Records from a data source
..............................

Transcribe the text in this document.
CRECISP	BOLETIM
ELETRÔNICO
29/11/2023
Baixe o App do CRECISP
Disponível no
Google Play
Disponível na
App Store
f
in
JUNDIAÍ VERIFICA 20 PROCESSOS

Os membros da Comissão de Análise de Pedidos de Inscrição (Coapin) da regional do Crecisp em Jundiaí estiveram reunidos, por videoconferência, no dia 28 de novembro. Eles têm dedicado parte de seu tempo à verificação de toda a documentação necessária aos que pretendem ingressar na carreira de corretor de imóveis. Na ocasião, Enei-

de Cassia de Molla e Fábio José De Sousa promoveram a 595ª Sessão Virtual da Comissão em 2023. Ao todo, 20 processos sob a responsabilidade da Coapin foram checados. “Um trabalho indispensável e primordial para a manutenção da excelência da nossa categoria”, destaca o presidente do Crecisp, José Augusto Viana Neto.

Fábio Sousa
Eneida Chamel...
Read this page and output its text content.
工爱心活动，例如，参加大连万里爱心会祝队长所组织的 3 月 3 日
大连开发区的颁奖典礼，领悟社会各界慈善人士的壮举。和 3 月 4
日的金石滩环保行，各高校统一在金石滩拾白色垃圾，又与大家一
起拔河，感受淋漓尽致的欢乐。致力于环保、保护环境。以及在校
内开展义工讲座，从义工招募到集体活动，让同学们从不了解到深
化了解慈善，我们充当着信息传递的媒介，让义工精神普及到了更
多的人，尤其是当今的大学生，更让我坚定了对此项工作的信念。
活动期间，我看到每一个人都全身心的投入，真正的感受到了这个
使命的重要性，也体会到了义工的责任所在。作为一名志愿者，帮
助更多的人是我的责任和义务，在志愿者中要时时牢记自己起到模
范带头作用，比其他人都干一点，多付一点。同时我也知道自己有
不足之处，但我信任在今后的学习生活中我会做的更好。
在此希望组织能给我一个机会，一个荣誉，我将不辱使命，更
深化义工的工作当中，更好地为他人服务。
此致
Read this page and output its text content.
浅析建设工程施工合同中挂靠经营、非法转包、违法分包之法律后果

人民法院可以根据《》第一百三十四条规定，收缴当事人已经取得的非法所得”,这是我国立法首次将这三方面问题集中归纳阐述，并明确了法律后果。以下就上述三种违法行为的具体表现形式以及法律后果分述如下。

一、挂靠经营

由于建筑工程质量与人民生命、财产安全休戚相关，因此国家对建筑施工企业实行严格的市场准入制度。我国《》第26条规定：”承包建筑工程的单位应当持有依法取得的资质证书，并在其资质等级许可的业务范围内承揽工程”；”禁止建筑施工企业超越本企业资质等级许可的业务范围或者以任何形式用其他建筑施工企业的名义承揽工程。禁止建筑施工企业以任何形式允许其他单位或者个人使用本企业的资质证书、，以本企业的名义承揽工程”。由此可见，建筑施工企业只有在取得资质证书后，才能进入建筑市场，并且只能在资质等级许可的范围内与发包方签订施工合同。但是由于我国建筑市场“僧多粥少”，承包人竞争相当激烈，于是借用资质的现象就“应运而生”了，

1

..............................

▶ **What the task asks**: Pull out every line in the material above where "Fábio" occurs.

▶ **Reply to the exercise**:
de Cassia de Molla e Fábio José De Sousa promoveram a 595ª Sessão Virtual da Comissão em 2023. Ao todo, 20 processos sob a responsabilidade da Coapin foram checados. “Um trabalho indispensável e primordial para a manutenção da excelência da nossa categoria”, destaca o presidente do Crecisp, José Augusto Viana Neto.
Fábio Sousa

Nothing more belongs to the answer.